begin READING PASSAGE
This software is Open Source Initiative approved Open Source Software.
Open Source Initiative Approved is a trademark of the Open Source Initiative.


INTRODUCTION
============

Ojay is a JavaScript programming interface that wraps the Yahoo! User Interface library. It
aims to make code easier to read and write, by allowing more sentence-like OO syntax and
minimizing repetition.

The download contains three build directories: min, pack and gzip. All contain the same
files: they contain the source files and compressed copies of said files (whose names end
with '-min'). Each uses a different compression strategy:

  * min - comments and whitespace are removed, local variables are renamed, and 'private'
    variables are obfuscated.

  * gzip - files are minified as in 'min', then gzipped. These are the most efficient
    files for use in production sites.

  * pack - files are minified as in 'min', and then encoded using the algorithm from
    Dean Edwards' Packer: http://dean.edwards.name/packer/ . Use these files if you
    cannot serve gzipped content for some reason.
end READING PASSAGE
begin DATA RECORDS
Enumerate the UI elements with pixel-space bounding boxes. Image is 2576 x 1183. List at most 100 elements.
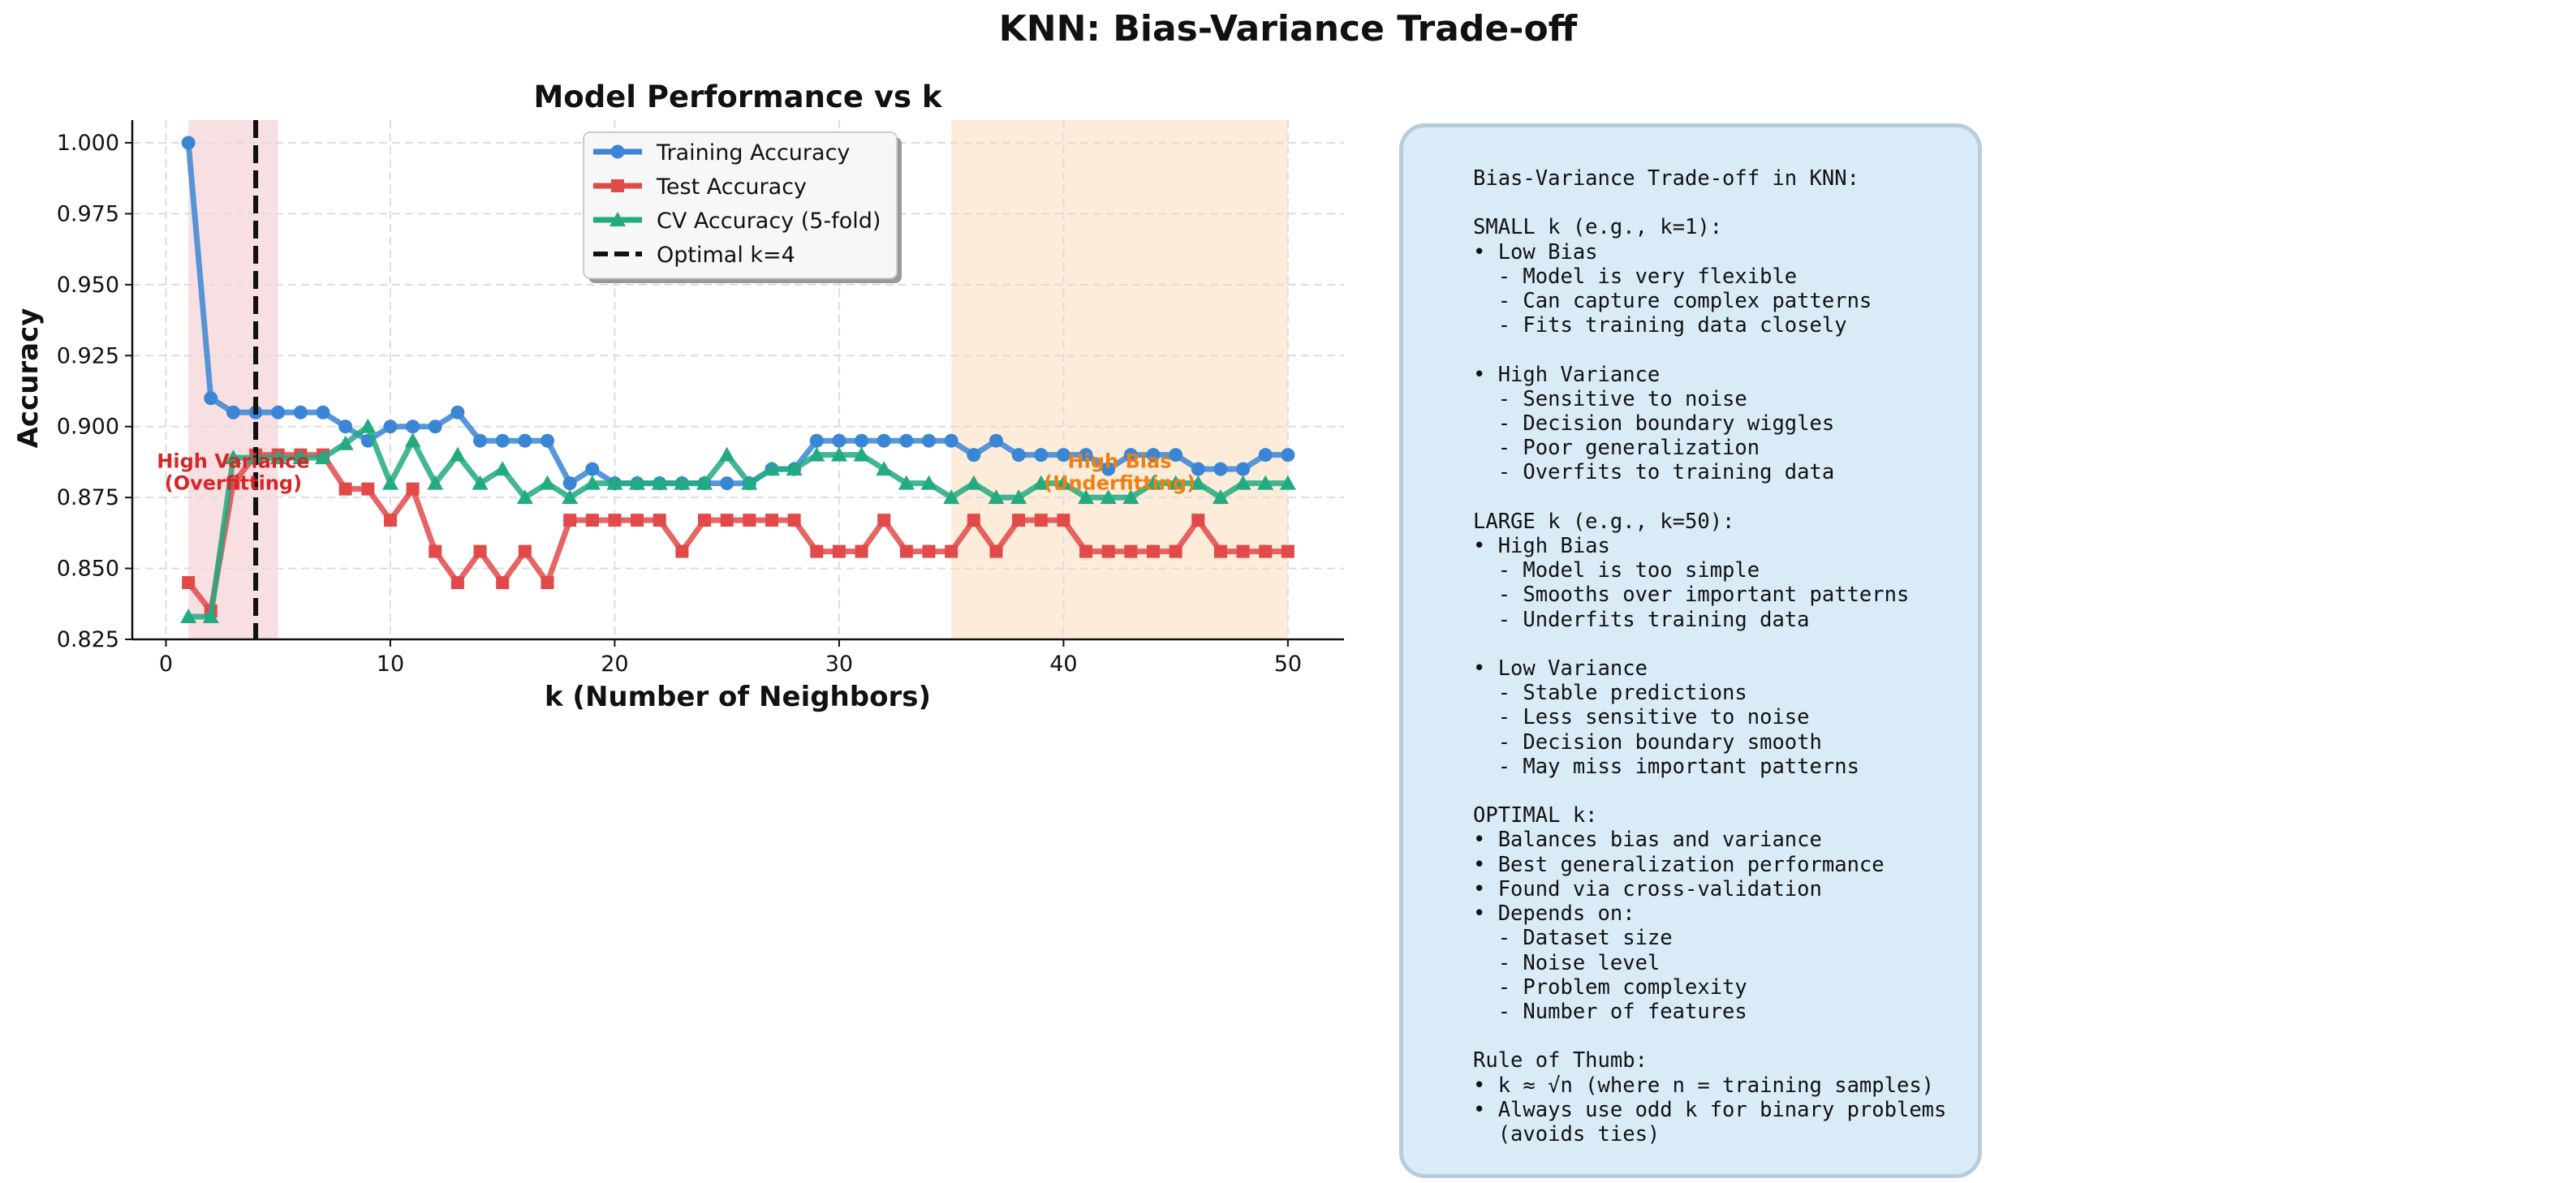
- info-line: • Best generalization performance: [1473, 852, 1885, 877]
- data-point: [967, 448, 981, 462]
- info-panel: Bias-Variance Trade-off in KNN: SMALL k …: [1399, 123, 1982, 1178]
- data-point: [541, 576, 554, 590]
- data-point: [967, 514, 980, 527]
- data-point: [1079, 448, 1093, 462]
- x-tick-label: 0: [159, 652, 173, 677]
- figure-title: KNN: Bias-Variance Trade-off: [998, 8, 1578, 49]
- data-point: [1191, 514, 1205, 527]
- y-tick-label: 0.900: [57, 415, 119, 440]
- data-point: [1056, 448, 1070, 462]
- data-point: [743, 514, 756, 527]
- y-tick-label: 0.975: [57, 201, 119, 226]
- data-point: [944, 433, 958, 448]
- data-point: [202, 609, 219, 624]
- data-point: [494, 461, 511, 476]
- data-point: [765, 514, 778, 527]
- y-tick-label: 0.950: [57, 273, 119, 298]
- data-point: [832, 544, 846, 558]
- data-point: [965, 475, 982, 490]
- data-point: [698, 514, 712, 527]
- data-point: [1101, 462, 1116, 476]
- data-point: [877, 433, 891, 448]
- info-line: - Decision boundary wiggles: [1473, 411, 1835, 437]
- data-point: [450, 405, 465, 419]
- data-point: [293, 405, 308, 419]
- x-tick-label: 20: [601, 652, 628, 677]
- data-point: [383, 419, 398, 434]
- data-point: [585, 514, 599, 527]
- info-line: - Model is very flexible: [1473, 264, 1798, 289]
- data-point: [472, 475, 489, 490]
- data-point: [539, 475, 556, 490]
- data-point: [562, 489, 579, 505]
- data-point: [786, 461, 803, 476]
- data-point: [1101, 544, 1115, 558]
- x-tick-label: 10: [377, 652, 404, 677]
- data-point: [562, 476, 577, 491]
- data-point: [1100, 489, 1117, 505]
- region-label: (Underfitting): [1044, 471, 1195, 494]
- data-point: [406, 419, 420, 434]
- data-point: [361, 482, 375, 496]
- data-point: [1146, 544, 1160, 558]
- info-line: SMALL k (e.g., k=1):: [1473, 215, 1723, 240]
- data-point: [1012, 514, 1026, 527]
- data-point: [473, 544, 487, 558]
- info-line: • k ≈ √n (where n = training samples): [1473, 1073, 1935, 1098]
- info-line: - Noise level: [1473, 950, 1661, 975]
- y-axis-label: Accuracy: [12, 308, 45, 449]
- data-point: [945, 544, 958, 558]
- data-point: [876, 461, 893, 476]
- data-point: [428, 419, 442, 434]
- region-label: (Overfitting): [165, 471, 302, 494]
- data-point: [720, 476, 734, 491]
- data-point: [1034, 448, 1049, 462]
- data-point: [855, 544, 868, 558]
- data-point: [518, 544, 532, 558]
- data-point: [1034, 514, 1048, 527]
- info-line: - Underfits training data: [1473, 607, 1810, 632]
- info-line: • Depends on:: [1473, 901, 1635, 927]
- data-point: [473, 433, 488, 448]
- info-line: - Dataset size: [1473, 926, 1673, 951]
- data-point: [989, 433, 1003, 448]
- data-point: [1032, 475, 1049, 490]
- data-point: [1167, 475, 1184, 490]
- data-point: [899, 544, 913, 558]
- data-point: [629, 475, 646, 490]
- y-tick-label: 0.850: [57, 557, 119, 582]
- data-point: [1124, 544, 1138, 558]
- x-tick-label: 40: [1049, 652, 1077, 677]
- data-point: [226, 405, 240, 419]
- data-point: [450, 576, 464, 590]
- data-point: [1011, 448, 1026, 462]
- info-line: - Problem complexity: [1473, 974, 1747, 1000]
- data-point: [1234, 475, 1251, 490]
- info-line: • Found via cross-validation: [1473, 876, 1822, 901]
- y-tick-label: 0.925: [57, 343, 119, 368]
- y-tick-label: 0.875: [57, 485, 119, 510]
- data-point: [675, 544, 689, 558]
- data-point: [225, 450, 242, 465]
- data-point: [338, 482, 352, 496]
- data-point: [584, 475, 601, 490]
- legend-marker: [610, 144, 625, 159]
- data-point: [383, 514, 397, 527]
- data-point: [922, 544, 936, 558]
- data-point: [271, 405, 286, 419]
- info-text: Bias-Variance Trade-off in KNN: SMALL k …: [1473, 166, 1946, 1146]
- data-point: [651, 475, 668, 490]
- info-line: - Number of features: [1473, 999, 1747, 1024]
- data-point: [1146, 448, 1161, 462]
- legend-box: [583, 131, 898, 279]
- data-point: [606, 475, 623, 490]
- info-line: - Fits training data closely: [1473, 313, 1847, 338]
- info-line: • Low Variance: [1473, 656, 1648, 682]
- data-point: [1236, 544, 1250, 558]
- data-point: [496, 576, 510, 590]
- data-point: [269, 450, 286, 465]
- data-point: [1279, 475, 1296, 490]
- data-point: [1212, 489, 1229, 505]
- data-point: [337, 435, 354, 450]
- info-line: • High Bias: [1473, 534, 1610, 559]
end DATA RECORDS
GIVEN EXERCISE:
Repeat the Ojay introduction from "Ojay is a JavaScript" to "minimizing repetition.", swapping "repetition" for "duplication".

REPLY:
Ojay is a JavaScript programming interface that wraps the Yahoo! User Interface library. It
aims to make code easier to read and write, by allowing more sentence-like OO syntax and
minimizing duplication.